What the task requires =
Find the word "Widget" in the material below and gather every line that contains it.

[Dataset records]

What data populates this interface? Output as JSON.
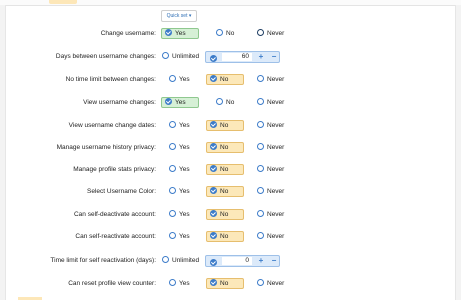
{
  "quick_set": "Quick set ▾",
  "yes": "Yes",
  "no": "No",
  "never": "Never",
  "unlimited": "Unlimited",
  "plus": "+",
  "minus": "−",
  "rows": [
    {
      "label": "Change username:",
      "selected": "yes"
    },
    {
      "label": "Days between username changes:",
      "value": "60"
    },
    {
      "label": "No time limit between changes:",
      "selected": "no"
    },
    {
      "label": "View username changes:",
      "selected": "yes"
    },
    {
      "label": "View username change dates:",
      "selected": "no"
    },
    {
      "label": "Manage username history privacy:",
      "selected": "no"
    },
    {
      "label": "Manage profile stats privacy:",
      "selected": "no"
    },
    {
      "label": "Select Username Color:",
      "selected": "no"
    },
    {
      "label": "Can self-deactivate account:",
      "selected": "no"
    },
    {
      "label": "Can self-reactivate account:",
      "selected": "no"
    },
    {
      "label": "Time limit for self reactivation (days):",
      "value": "0"
    },
    {
      "label": "Can reset profile view counter:",
      "selected": "no"
    }
  ]
}
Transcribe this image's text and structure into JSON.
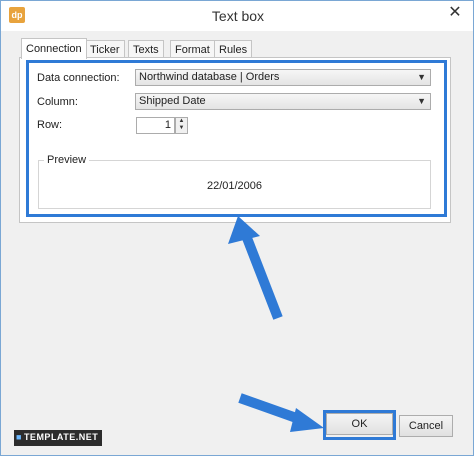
{
  "window": {
    "title": "Text box",
    "app_icon": "dp",
    "close_glyph": "✕"
  },
  "tabs": [
    {
      "label": "Connection",
      "active": true
    },
    {
      "label": "Ticker",
      "active": false
    },
    {
      "label": "Texts",
      "active": false
    },
    {
      "label": "Format",
      "active": false
    },
    {
      "label": "Rules",
      "active": false
    }
  ],
  "form": {
    "data_connection_label": "Data connection:",
    "data_connection_value": "Northwind database | Orders",
    "column_label": "Column:",
    "column_value": "Shipped Date",
    "row_label": "Row:",
    "row_value": "1"
  },
  "preview": {
    "legend": "Preview",
    "value": "22/01/2006"
  },
  "buttons": {
    "ok": "OK",
    "cancel": "Cancel"
  },
  "watermark": {
    "text": "TEMPLATE.NET"
  },
  "colors": {
    "highlight": "#2f7ad6",
    "app_icon": "#e8a33d"
  },
  "icons": [
    "dp-app-icon",
    "close-icon",
    "chevron-down-icon",
    "spin-up-icon",
    "spin-down-icon",
    "arrow-annotation-icon"
  ]
}
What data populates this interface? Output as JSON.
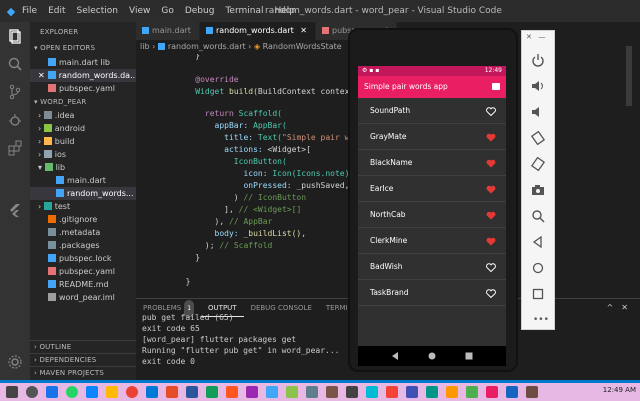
{
  "window": {
    "title": "random_words.dart - word_pear - Visual Studio Code",
    "menu": [
      "File",
      "Edit",
      "Selection",
      "View",
      "Go",
      "Debug",
      "Terminal",
      "Help"
    ]
  },
  "sidebar": {
    "explorer_title": "EXPLORER",
    "open_editors_title": "OPEN EDITORS",
    "open_editors": [
      "main.dart lib",
      "random_words.da...",
      "pubspec.yaml"
    ],
    "project_title": "WORD_PEAR",
    "tree": [
      ".idea",
      "android",
      "build",
      "ios",
      "lib",
      "main.dart",
      "random_words...",
      "test",
      ".gitignore",
      ".metadata",
      ".packages",
      "pubspec.lock",
      "pubspec.yaml",
      "README.md",
      "word_pear.iml"
    ],
    "outline": "OUTLINE",
    "dependencies": "DEPENDENCIES",
    "maven": "MAVEN PROJECTS"
  },
  "editor": {
    "tabs": [
      "main.dart",
      "random_words.dart",
      "pubspec.yaml"
    ],
    "breadcrumb": [
      "lib",
      "random_words.dart",
      "RandomWordsState"
    ],
    "line_numbers": [
      "3",
      "",
      "",
      "",
      "",
      "",
      "",
      "",
      "",
      "",
      "",
      "",
      "",
      "",
      "",
      "",
      ""
    ],
    "code": {
      "brace_top": "}",
      "annotation": "@override",
      "build_sig_type": "Widget",
      "build_sig_name": "build",
      "build_sig_rest": "(BuildContext context) {",
      "return_kw": "return",
      "scaffold": "Scaffold(",
      "appbar_prop": "appBar:",
      "appbar_ctor": "AppBar(",
      "title_prop": "title:",
      "text_ctor": "Text(",
      "title_str": "\"Simple pair words",
      "actions_prop": "actions:",
      "actions_val": "<Widget>[",
      "iconbutton": "IconButton(",
      "icon_prop": "icon:",
      "icon_val": "Icon(Icons.note),",
      "onpressed_prop": "onPressed:",
      "onpressed_val": "_pushSaved,",
      "close_iconbutton": ")",
      "cm_iconbutton": "// IconButton",
      "close_list": "],",
      "cm_widget": "// <Widget>[]",
      "close_appbar": "),",
      "cm_appbar": "// AppBar",
      "body_prop": "body:",
      "body_val": "_buildList(),",
      "close_scaffold": ");",
      "cm_scaffold": "// Scaffold",
      "close_build": "}",
      "close_class": "}"
    }
  },
  "panel": {
    "tabs": [
      "PROBLEMS",
      "OUTPUT",
      "DEBUG CONSOLE",
      "TERMINAL"
    ],
    "problems_count": "1",
    "terminal_lines": [
      "pub get failed (65)",
      "exit code 65",
      "[word_pear] flutter packages get",
      "Running \"flutter pub get\" in word_pear...",
      "exit code 0"
    ]
  },
  "phone": {
    "time": "12:49",
    "app_title": "Simple pair words app",
    "items": [
      {
        "word": "SoundPath",
        "saved": false
      },
      {
        "word": "GrayMate",
        "saved": true
      },
      {
        "word": "BlackName",
        "saved": true
      },
      {
        "word": "EarIce",
        "saved": true
      },
      {
        "word": "NorthCab",
        "saved": true
      },
      {
        "word": "ClerkMine",
        "saved": true
      },
      {
        "word": "BadWish",
        "saved": false
      },
      {
        "word": "TaskBrand",
        "saved": false
      }
    ]
  },
  "taskbar": {
    "clock": "12:49 AM"
  },
  "colors": {
    "accent": "#e91e63",
    "heart_saved": "#e53935",
    "vscode_blue": "#007acc"
  }
}
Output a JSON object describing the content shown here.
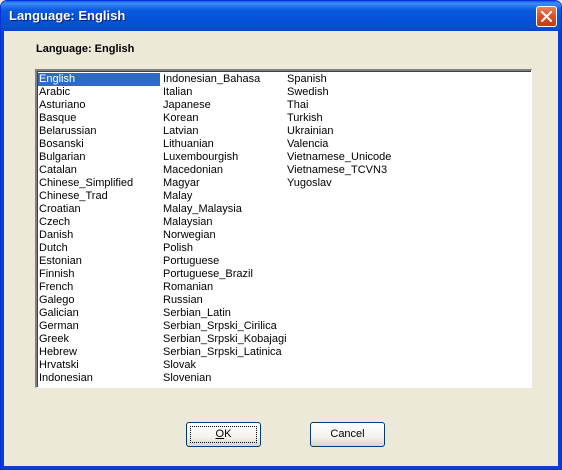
{
  "window": {
    "title": "Language: English"
  },
  "heading": "Language: English",
  "languages": {
    "col1": [
      "English",
      "Arabic",
      "Asturiano",
      "Basque",
      "Belarussian",
      "Bosanski",
      "Bulgarian",
      "Catalan",
      "Chinese_Simplified",
      "Chinese_Trad",
      "Croatian",
      "Czech",
      "Danish",
      "Dutch",
      "Estonian",
      "Finnish",
      "French",
      "Galego",
      "Galician",
      "German",
      "Greek",
      "Hebrew",
      "Hrvatski",
      "Indonesian"
    ],
    "col2": [
      "Indonesian_Bahasa",
      "Italian",
      "Japanese",
      "Korean",
      "Latvian",
      "Lithuanian",
      "Luxembourgish",
      "Macedonian",
      "Magyar",
      "Malay",
      "Malay_Malaysia",
      "Malaysian",
      "Norwegian",
      "Polish",
      "Portuguese",
      "Portuguese_Brazil",
      "Romanian",
      "Russian",
      "Serbian_Latin",
      "Serbian_Srpski_Cirilica",
      "Serbian_Srpski_Kobajagi",
      "Serbian_Srpski_Latinica",
      "Slovak",
      "Slovenian"
    ],
    "col3": [
      "Spanish",
      "Swedish",
      "Thai",
      "Turkish",
      "Ukrainian",
      "Valencia",
      "Vietnamese_Unicode",
      "Vietnamese_TCVN3",
      "Yugoslav"
    ],
    "selected": "English"
  },
  "buttons": {
    "ok": "OK",
    "cancel": "Cancel"
  },
  "colors": {
    "selection": "#316ac5",
    "titlebar": "#0552d6",
    "close": "#d9502a"
  },
  "icons": {
    "close": "close-icon"
  }
}
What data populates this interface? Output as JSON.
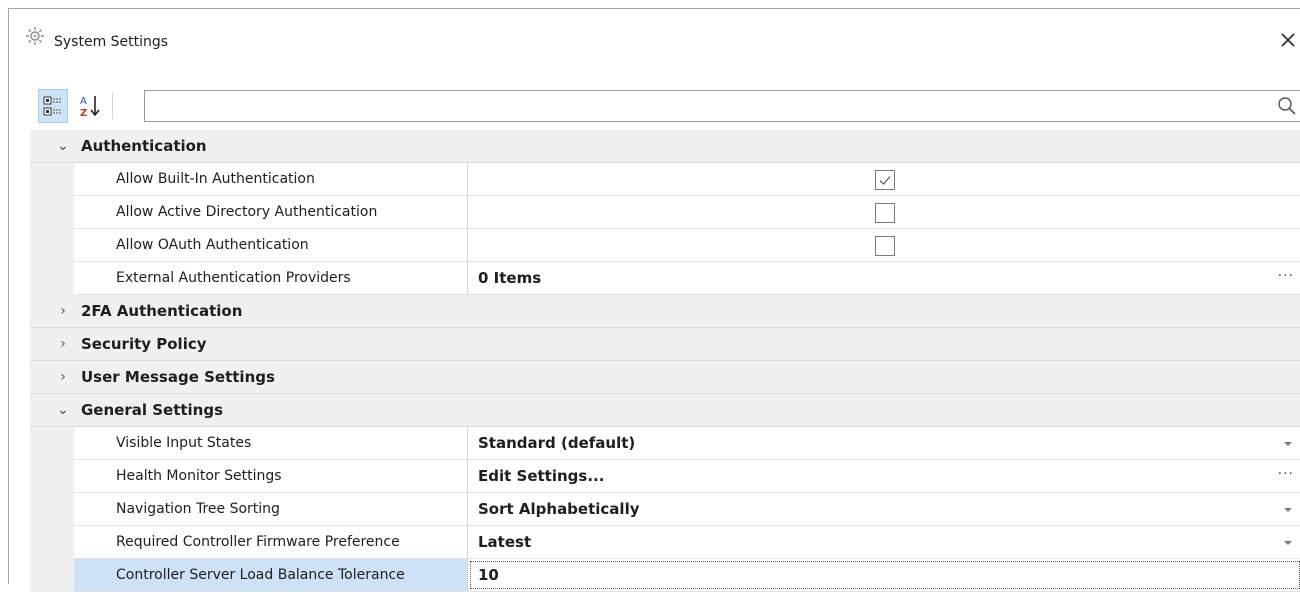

Final answer =
      "build_sig_type": "Widget",
      "actions_val": "<Widget>[",
      "cm_widget": "// <Widget>[]",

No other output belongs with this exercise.